Brief:
Give every line from the entries that contains "故选项错误".

Record extracts:
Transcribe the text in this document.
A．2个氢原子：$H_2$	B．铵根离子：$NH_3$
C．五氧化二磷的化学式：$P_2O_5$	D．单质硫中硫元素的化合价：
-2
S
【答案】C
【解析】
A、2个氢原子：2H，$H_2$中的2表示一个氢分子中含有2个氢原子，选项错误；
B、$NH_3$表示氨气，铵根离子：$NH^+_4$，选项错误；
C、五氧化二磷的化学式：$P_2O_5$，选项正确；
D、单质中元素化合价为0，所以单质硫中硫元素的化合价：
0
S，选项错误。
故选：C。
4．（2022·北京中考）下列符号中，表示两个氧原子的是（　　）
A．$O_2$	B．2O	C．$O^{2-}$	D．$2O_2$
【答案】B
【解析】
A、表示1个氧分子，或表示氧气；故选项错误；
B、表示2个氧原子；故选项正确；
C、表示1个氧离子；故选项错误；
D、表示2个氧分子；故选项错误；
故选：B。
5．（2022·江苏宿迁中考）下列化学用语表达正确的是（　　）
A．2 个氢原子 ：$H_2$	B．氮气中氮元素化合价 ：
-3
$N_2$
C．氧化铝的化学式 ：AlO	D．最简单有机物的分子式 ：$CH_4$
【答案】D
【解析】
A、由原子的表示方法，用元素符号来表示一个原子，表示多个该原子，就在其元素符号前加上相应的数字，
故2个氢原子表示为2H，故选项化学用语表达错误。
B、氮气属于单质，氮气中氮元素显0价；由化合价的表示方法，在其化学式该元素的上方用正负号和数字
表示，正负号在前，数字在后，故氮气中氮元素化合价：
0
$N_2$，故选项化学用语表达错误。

Expected answer:
A、表示1个氧分子，或表示氧气；故选项错误；
C、表示1个氧离子；故选项错误；
D、表示2个氧分子；故选项错误；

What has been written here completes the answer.